• _Instructions for the task_: Pull out each line of the records holding the string "text".
# Working data start
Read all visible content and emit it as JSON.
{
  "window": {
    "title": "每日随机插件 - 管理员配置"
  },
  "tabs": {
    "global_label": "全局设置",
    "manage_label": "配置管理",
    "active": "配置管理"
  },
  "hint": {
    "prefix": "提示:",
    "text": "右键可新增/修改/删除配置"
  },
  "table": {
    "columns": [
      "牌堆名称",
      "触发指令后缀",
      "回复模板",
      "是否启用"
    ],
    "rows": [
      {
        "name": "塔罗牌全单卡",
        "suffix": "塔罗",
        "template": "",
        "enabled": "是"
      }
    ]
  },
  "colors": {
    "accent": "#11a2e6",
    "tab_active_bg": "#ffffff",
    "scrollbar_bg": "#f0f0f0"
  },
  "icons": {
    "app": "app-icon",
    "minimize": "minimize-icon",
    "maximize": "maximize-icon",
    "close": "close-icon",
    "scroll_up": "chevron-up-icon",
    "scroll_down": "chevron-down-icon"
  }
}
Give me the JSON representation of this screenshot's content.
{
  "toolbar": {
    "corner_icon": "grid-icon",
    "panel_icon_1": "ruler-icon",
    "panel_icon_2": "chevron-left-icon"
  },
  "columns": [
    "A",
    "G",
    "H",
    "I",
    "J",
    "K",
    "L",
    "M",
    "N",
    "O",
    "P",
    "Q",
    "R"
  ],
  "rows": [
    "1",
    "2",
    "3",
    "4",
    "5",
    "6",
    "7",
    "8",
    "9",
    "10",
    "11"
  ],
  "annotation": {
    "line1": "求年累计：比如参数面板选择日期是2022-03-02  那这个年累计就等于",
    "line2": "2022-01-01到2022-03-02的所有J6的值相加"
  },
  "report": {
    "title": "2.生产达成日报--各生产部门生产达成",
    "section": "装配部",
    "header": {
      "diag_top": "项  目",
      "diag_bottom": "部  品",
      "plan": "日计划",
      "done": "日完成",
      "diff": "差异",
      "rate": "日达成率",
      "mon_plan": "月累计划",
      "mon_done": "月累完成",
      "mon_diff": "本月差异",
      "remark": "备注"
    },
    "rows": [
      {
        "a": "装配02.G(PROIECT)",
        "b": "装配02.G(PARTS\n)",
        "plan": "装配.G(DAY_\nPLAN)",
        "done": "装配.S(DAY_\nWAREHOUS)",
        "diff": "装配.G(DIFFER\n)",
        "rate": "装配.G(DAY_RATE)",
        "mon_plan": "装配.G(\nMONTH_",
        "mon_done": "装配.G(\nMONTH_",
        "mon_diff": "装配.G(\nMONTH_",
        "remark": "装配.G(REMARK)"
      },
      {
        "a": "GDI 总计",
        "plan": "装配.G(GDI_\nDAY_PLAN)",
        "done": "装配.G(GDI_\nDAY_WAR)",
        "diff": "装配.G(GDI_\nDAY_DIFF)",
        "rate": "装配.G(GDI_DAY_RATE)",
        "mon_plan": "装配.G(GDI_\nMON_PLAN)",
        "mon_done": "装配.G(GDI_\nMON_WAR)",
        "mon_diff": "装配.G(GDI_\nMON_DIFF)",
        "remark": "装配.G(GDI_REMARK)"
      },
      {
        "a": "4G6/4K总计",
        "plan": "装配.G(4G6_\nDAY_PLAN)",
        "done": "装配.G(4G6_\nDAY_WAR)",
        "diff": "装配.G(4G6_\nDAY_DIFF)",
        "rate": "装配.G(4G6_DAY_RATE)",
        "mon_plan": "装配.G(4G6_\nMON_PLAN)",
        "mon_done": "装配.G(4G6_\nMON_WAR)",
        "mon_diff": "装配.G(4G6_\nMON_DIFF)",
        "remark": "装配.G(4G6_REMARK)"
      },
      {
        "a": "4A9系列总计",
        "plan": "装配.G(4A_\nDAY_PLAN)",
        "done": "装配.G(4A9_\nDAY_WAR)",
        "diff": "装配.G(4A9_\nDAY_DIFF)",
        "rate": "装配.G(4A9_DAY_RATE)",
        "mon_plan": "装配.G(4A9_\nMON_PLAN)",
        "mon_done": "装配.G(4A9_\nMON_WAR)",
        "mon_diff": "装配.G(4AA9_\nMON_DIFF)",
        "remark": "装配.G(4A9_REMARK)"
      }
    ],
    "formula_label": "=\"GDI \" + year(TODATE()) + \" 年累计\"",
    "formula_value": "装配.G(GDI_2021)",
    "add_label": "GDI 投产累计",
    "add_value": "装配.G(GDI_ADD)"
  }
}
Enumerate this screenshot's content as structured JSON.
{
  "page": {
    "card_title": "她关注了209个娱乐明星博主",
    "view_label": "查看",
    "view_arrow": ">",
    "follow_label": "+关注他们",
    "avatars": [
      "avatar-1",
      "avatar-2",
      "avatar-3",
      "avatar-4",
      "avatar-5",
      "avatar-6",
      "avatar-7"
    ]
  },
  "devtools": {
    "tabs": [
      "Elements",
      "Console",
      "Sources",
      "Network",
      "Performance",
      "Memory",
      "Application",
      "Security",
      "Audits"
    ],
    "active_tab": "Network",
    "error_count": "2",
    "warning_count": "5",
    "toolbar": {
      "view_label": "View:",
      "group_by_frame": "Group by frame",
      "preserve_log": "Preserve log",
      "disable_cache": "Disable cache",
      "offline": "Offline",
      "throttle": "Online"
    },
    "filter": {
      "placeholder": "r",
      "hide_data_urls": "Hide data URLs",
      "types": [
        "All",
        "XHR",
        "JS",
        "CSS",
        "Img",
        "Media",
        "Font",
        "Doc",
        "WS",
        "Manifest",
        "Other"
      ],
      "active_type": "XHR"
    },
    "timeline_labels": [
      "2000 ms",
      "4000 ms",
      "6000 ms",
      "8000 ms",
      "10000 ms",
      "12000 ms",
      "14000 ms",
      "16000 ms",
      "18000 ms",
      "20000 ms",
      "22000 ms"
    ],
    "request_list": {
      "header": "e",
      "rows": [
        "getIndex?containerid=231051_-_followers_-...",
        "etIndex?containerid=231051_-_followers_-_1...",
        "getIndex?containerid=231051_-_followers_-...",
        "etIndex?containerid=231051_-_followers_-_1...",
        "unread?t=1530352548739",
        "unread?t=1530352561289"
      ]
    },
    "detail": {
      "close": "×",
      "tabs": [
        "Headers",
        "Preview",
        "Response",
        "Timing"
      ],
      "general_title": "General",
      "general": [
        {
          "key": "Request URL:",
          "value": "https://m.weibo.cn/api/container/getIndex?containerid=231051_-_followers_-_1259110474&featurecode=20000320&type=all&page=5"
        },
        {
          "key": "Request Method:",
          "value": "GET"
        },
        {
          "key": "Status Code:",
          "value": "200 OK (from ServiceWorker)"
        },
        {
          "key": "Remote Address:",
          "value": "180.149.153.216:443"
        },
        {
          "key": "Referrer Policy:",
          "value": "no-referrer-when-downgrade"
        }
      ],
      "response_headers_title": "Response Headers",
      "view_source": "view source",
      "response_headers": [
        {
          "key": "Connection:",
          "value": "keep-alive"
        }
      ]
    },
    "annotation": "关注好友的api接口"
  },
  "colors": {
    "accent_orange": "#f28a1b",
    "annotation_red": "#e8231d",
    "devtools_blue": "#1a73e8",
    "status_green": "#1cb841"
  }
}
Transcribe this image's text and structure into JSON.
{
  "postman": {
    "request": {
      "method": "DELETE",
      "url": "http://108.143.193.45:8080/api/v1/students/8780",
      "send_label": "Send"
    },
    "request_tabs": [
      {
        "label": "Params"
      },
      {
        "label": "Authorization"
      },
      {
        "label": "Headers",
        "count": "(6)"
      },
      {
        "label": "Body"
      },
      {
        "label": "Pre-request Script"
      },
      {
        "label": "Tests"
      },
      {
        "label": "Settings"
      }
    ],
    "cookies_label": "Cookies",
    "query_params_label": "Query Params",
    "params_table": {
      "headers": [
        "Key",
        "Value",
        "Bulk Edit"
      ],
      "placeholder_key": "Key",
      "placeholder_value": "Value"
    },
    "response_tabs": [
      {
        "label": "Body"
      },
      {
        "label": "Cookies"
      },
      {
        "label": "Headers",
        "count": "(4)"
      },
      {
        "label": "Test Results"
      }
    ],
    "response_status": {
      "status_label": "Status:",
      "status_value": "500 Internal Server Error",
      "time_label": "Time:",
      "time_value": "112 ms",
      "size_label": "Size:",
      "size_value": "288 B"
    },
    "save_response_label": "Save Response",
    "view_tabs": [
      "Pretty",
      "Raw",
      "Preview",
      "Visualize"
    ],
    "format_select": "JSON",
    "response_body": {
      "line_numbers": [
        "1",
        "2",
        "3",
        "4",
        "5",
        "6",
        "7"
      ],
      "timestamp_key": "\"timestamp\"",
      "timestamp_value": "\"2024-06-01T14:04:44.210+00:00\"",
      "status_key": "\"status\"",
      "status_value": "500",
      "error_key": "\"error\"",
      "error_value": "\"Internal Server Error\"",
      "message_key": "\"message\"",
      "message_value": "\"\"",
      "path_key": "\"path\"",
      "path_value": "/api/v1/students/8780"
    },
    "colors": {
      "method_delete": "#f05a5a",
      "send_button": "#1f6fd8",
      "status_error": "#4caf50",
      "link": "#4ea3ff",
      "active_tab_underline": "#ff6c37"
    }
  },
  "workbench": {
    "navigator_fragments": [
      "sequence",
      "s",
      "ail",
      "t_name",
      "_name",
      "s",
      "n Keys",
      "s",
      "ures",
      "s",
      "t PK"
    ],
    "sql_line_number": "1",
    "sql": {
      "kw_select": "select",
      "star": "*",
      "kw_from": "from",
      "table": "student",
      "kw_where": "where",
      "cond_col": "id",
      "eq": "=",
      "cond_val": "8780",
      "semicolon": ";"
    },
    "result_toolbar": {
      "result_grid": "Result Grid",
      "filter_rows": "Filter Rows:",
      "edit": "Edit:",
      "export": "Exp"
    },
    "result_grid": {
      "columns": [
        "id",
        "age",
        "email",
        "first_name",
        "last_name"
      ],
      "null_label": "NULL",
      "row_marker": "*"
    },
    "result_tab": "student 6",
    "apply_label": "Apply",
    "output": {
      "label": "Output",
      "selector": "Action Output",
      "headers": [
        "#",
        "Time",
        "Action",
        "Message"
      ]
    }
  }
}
# Working data end
• _Complete response_:
    "text": "右键可新增/修改/删除配置"
Transcribe this image's text and structure into JSON.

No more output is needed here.